[begin EXERCISE INPUTS]

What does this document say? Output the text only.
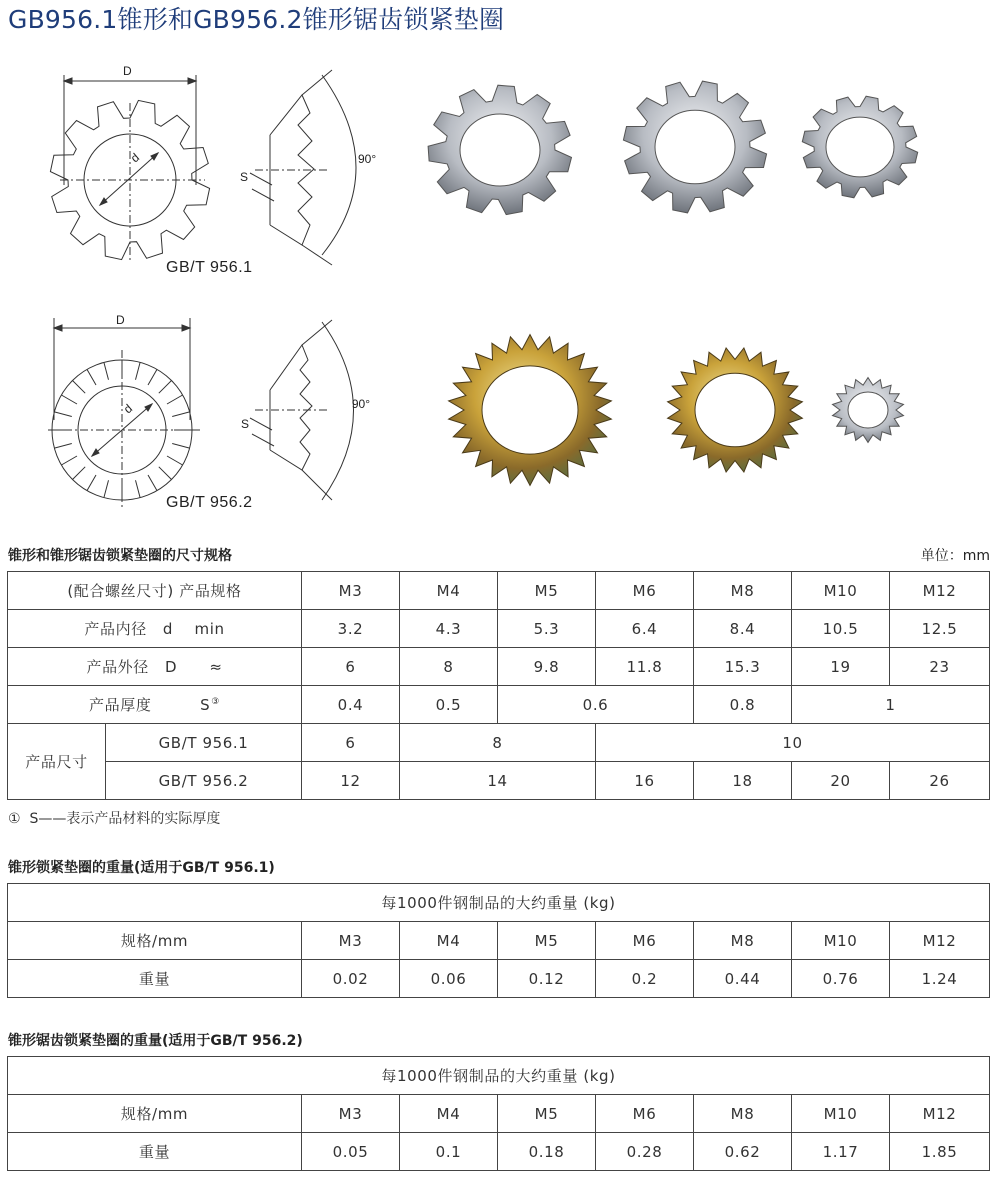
GB956.1锥形和GB956.2锥形锯齿锁紧垫圈
D
d
S
90°
GB/T 956.1
D
d
S
90°
GB/T 956.2
锥形和锥形锯齿锁紧垫圈的尺寸规格	单位：mm
(配合螺丝尺寸) 产品规格		M3	M4	M5	M6	M8	M10	M12
产品内径   d    min		3.2	4.3	5.3	6.4	8.4	10.5	12.5
产品外径   D      ≈		6	8	9.8	11.8	15.3	19	23
产品厚度 S③		0.4	0.5	0.6		0.8	1	
产品尺寸	GB/T 956.1	6	8		10			
	GB/T 956.2	12	14		16	18	20	26
①  S——表示产品材料的实际厚度
锥形锁紧垫圈的重量(适用于GB/T 956.1)
每1000件钢制品的大约重量 (kg)							
规格/mm	M3	M4	M5	M6	M8	M10	M12
重量	0.02	0.06	0.12	0.2	0.44	0.76	1.24
锥形锯齿锁紧垫圈的重量(适用于GB/T 956.2)
每1000件钢制品的大约重量 (kg)							
规格/mm	M3	M4	M5	M6	M8	M10	M12
重量	0.05	0.1	0.18	0.28	0.62	1.17	1.85
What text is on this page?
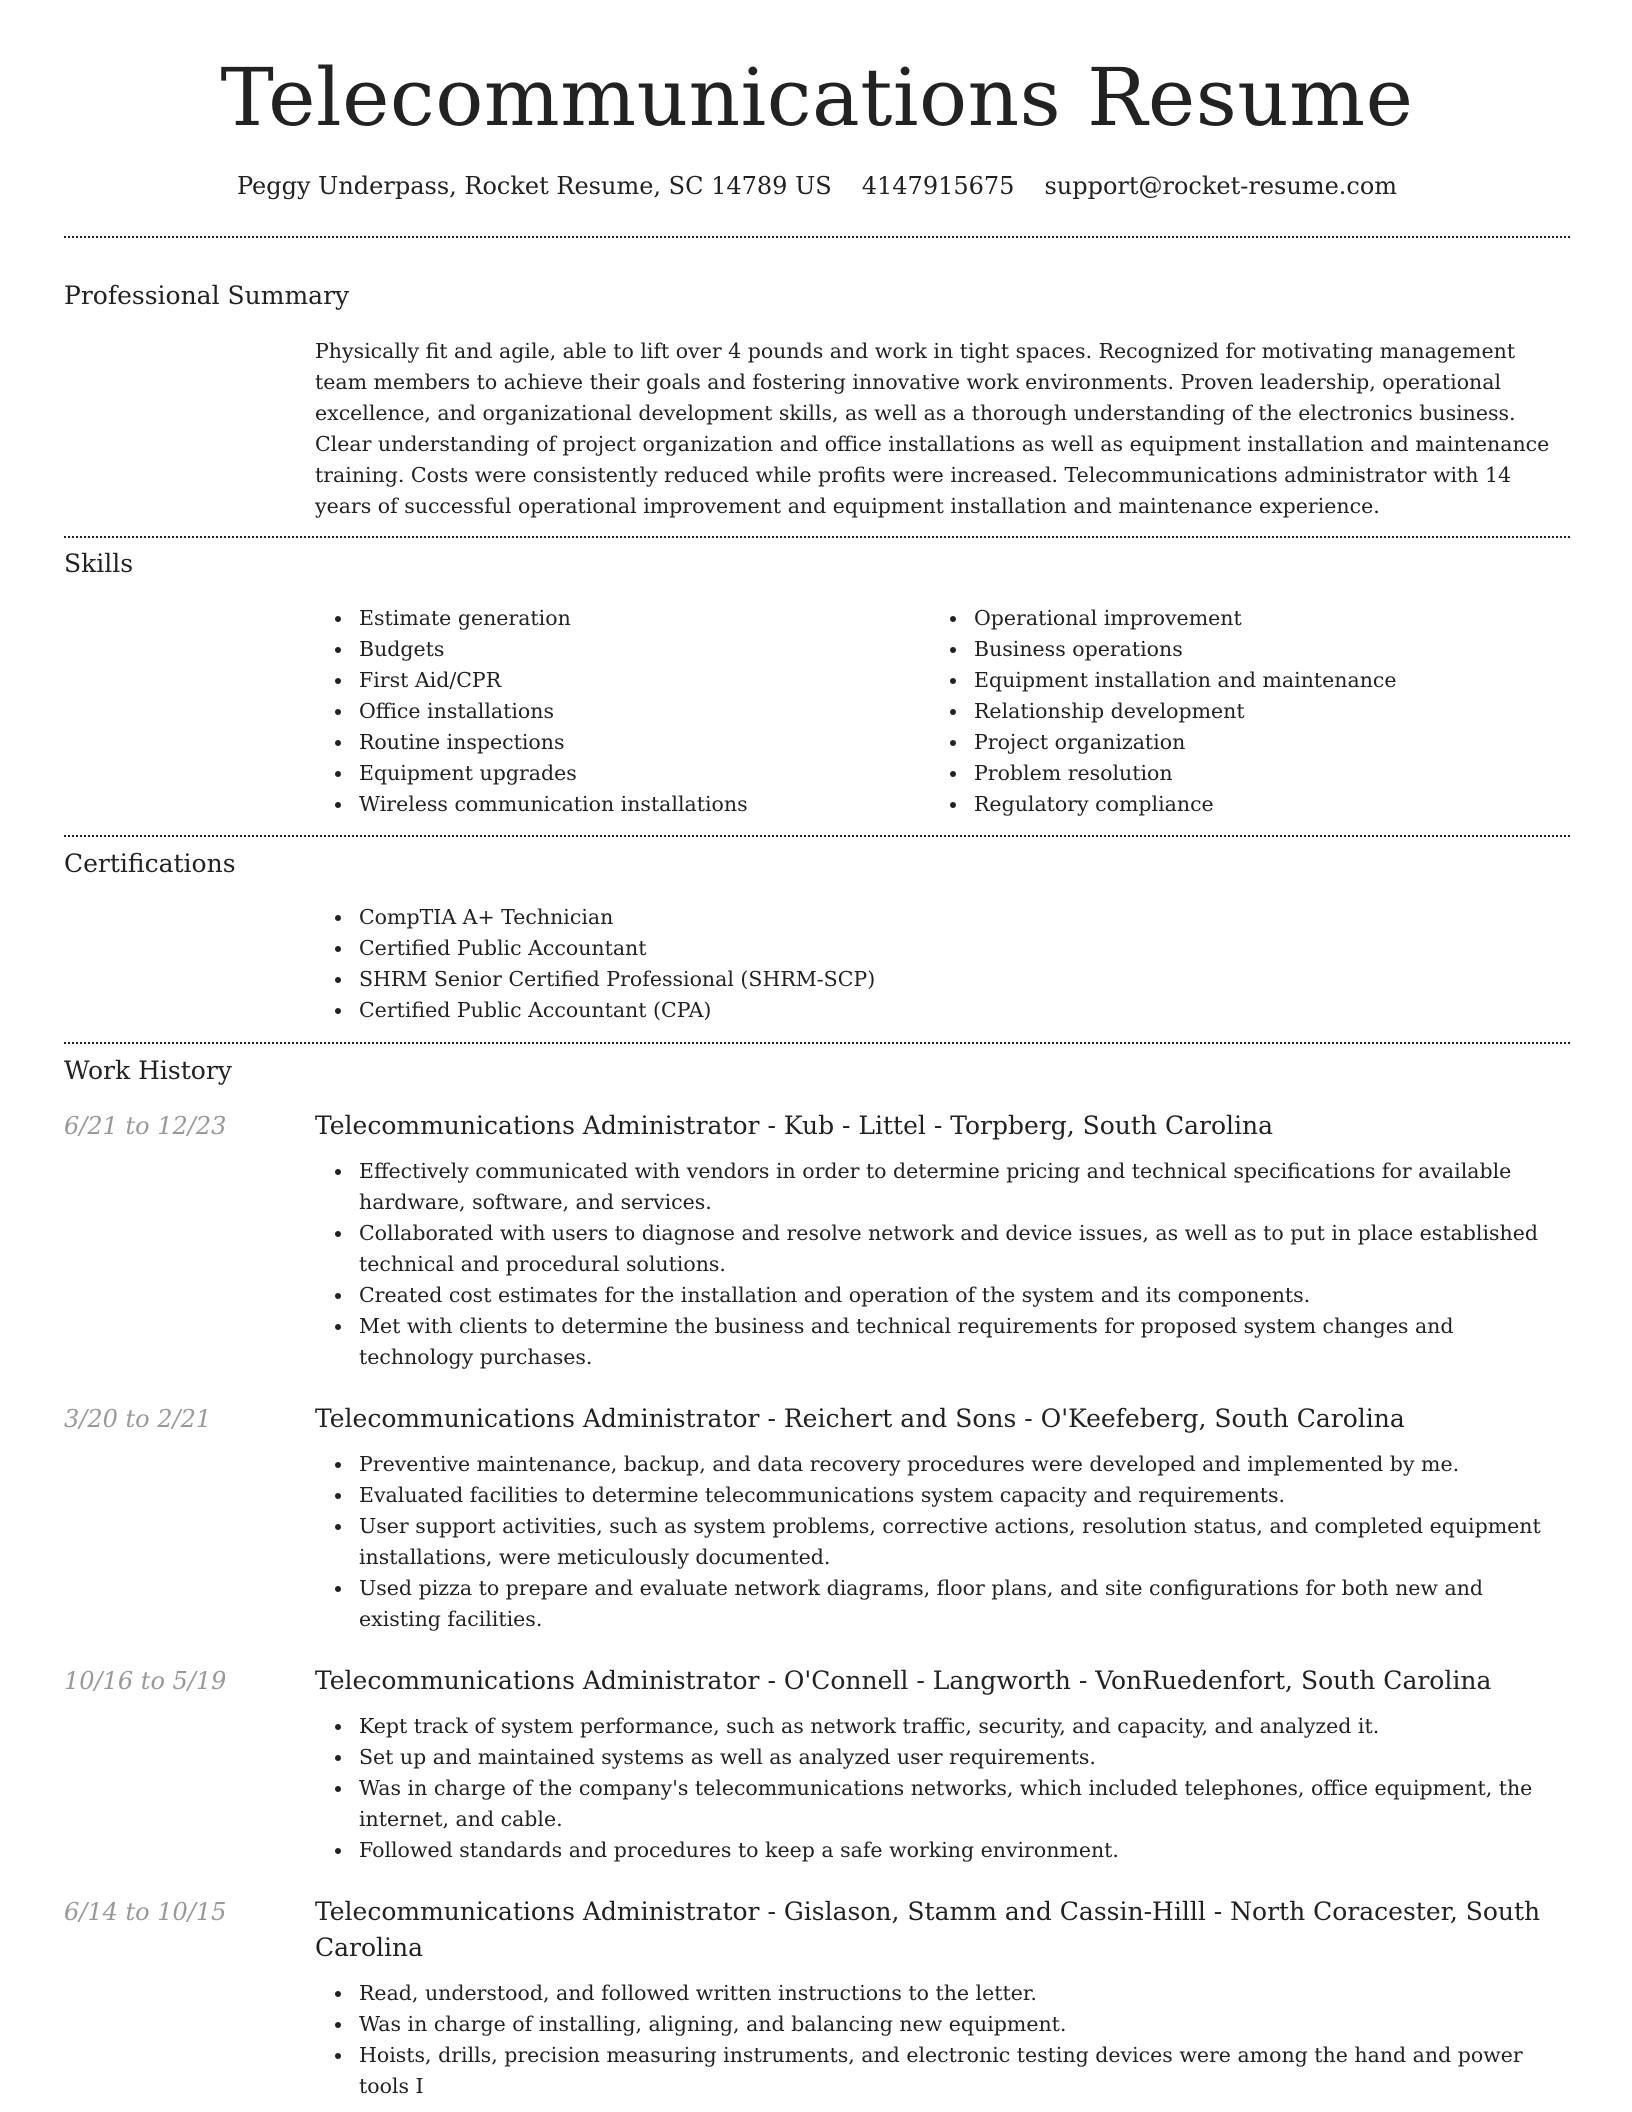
Telecommunications Resume
Peggy Underpass, Rocket Resume, SC 14789 US 4147915675 support@rocket-resume.com
Professional Summary
Physically fit and agile, able to lift over 4 pounds and work in tight spaces. Recognized for motivating management team members to achieve their goals and fostering innovative work environments. Proven leadership, operational excellence, and organizational development skills, as well as a thorough understanding of the electronics business. Clear understanding of project organization and office installations as well as equipment installation and maintenance training. Costs were consistently reduced while profits were increased. Telecommunications administrator with 14 years of successful operational improvement and equipment installation and maintenance experience.
Skills
Estimate generation
Budgets
First Aid/CPR
Office installations
Routine inspections
Equipment upgrades
Wireless communication installations
Operational improvement
Business operations
Equipment installation and maintenance
Relationship development
Project organization
Problem resolution
Regulatory compliance
Certifications
CompTIA A+ Technician
Certified Public Accountant
SHRM Senior Certified Professional (SHRM-SCP)
Certified Public Accountant (CPA)
Work History
6/21 to 12/23	Telecommunications Administrator - Kub - Littel - Torpberg, South Carolina
Effectively communicated with vendors in order to determine pricing and technical specifications for available hardware, software, and services.
Collaborated with users to diagnose and resolve network and device issues, as well as to put in place established technical and procedural solutions.
Created cost estimates for the installation and operation of the system and its components.
Met with clients to determine the business and technical requirements for proposed system changes and technology purchases.
3/20 to 2/21	Telecommunications Administrator - Reichert and Sons - O'Keefeberg, South Carolina
Preventive maintenance, backup, and data recovery procedures were developed and implemented by me.
Evaluated facilities to determine telecommunications system capacity and requirements.
User support activities, such as system problems, corrective actions, resolution status, and completed equipment installations, were meticulously documented.
Used pizza to prepare and evaluate network diagrams, floor plans, and site configurations for both new and existing facilities.
10/16 to 5/19	Telecommunications Administrator - O'Connell - Langworth - VonRuedenfort, South Carolina
Kept track of system performance, such as network traffic, security, and capacity, and analyzed it.
Set up and maintained systems as well as analyzed user requirements.
Was in charge of the company's telecommunications networks, which included telephones, office equipment, the internet, and cable.
Followed standards and procedures to keep a safe working environment.
6/14 to 10/15	Telecommunications Administrator - Gislason, Stamm and Cassin-Hilll - North Coracester, South Carolina
Read, understood, and followed written instructions to the letter.
Was in charge of installing, aligning, and balancing new equipment.
Hoists, drills, precision measuring instruments, and electronic testing devices were among the hand and power tools I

[end EXERCISE INPUTS]

## TO BE DONE
Write out all the entries word for word, but skip any images.

## SOLUTION TO THIS PROBLEM
What does this document say? Output the text only.
GB956.1锥形和GB956.2锥形锯齿锁紧垫圈
D
d
S
90°
GB/T 956.1
D
d
S
90°
GB/T 956.2
锥形和锥形锯齿锁紧垫圈的尺寸规格	单位：mm
(配合螺丝尺寸) 产品规格		M3	M4	M5	M6	M8	M10	M12
产品内径   d    min		3.2	4.3	5.3	6.4	8.4	10.5	12.5
产品外径   D      ≈		6	8	9.8	11.8	15.3	19	23
产品厚度 S③		0.4	0.5	0.6		0.8	1	
产品尺寸	GB/T 956.1	6	8		10			
	GB/T 956.2	12	14		16	18	20	26
①  S——表示产品材料的实际厚度
锥形锁紧垫圈的重量(适用于GB/T 956.1)
每1000件钢制品的大约重量 (kg)							
规格/mm	M3	M4	M5	M6	M8	M10	M12
重量	0.02	0.06	0.12	0.2	0.44	0.76	1.24
锥形锯齿锁紧垫圈的重量(适用于GB/T 956.2)
每1000件钢制品的大约重量 (kg)							
规格/mm	M3	M4	M5	M6	M8	M10	M12
重量	0.05	0.1	0.18	0.28	0.62	1.17	1.85
What text is on this page?
Telecommunications Resume
Peggy Underpass, Rocket Resume, SC 14789 US 4147915675 support@rocket-resume.com
Professional Summary
Physically fit and agile, able to lift over 4 pounds and work in tight spaces. Recognized for motivating management team members to achieve their goals and fostering innovative work environments. Proven leadership, operational excellence, and organizational development skills, as well as a thorough understanding of the electronics business. Clear understanding of project organization and office installations as well as equipment installation and maintenance training. Costs were consistently reduced while profits were increased. Telecommunications administrator with 14 years of successful operational improvement and equipment installation and maintenance experience.
Skills
Estimate generation
Budgets
First Aid/CPR
Office installations
Routine inspections
Equipment upgrades
Wireless communication installations
Operational improvement
Business operations
Equipment installation and maintenance
Relationship development
Project organization
Problem resolution
Regulatory compliance
Certifications
CompTIA A+ Technician
Certified Public Accountant
SHRM Senior Certified Professional (SHRM-SCP)
Certified Public Accountant (CPA)
Work History
6/21 to 12/23	Telecommunications Administrator - Kub - Littel - Torpberg, South Carolina
Effectively communicated with vendors in order to determine pricing and technical specifications for available hardware, software, and services.
Collaborated with users to diagnose and resolve network and device issues, as well as to put in place established technical and procedural solutions.
Created cost estimates for the installation and operation of the system and its components.
Met with clients to determine the business and technical requirements for proposed system changes and technology purchases.
3/20 to 2/21	Telecommunications Administrator - Reichert and Sons - O'Keefeberg, South Carolina
Preventive maintenance, backup, and data recovery procedures were developed and implemented by me.
Evaluated facilities to determine telecommunications system capacity and requirements.
User support activities, such as system problems, corrective actions, resolution status, and completed equipment installations, were meticulously documented.
Used pizza to prepare and evaluate network diagrams, floor plans, and site configurations for both new and existing facilities.
10/16 to 5/19	Telecommunications Administrator - O'Connell - Langworth - VonRuedenfort, South Carolina
Kept track of system performance, such as network traffic, security, and capacity, and analyzed it.
Set up and maintained systems as well as analyzed user requirements.
Was in charge of the company's telecommunications networks, which included telephones, office equipment, the internet, and cable.
Followed standards and procedures to keep a safe working environment.
6/14 to 10/15	Telecommunications Administrator - Gislason, Stamm and Cassin-Hilll - North Coracester, South Carolina
Read, understood, and followed written instructions to the letter.
Was in charge of installing, aligning, and balancing new equipment.
Hoists, drills, precision measuring instruments, and electronic testing devices were among the hand and power tools I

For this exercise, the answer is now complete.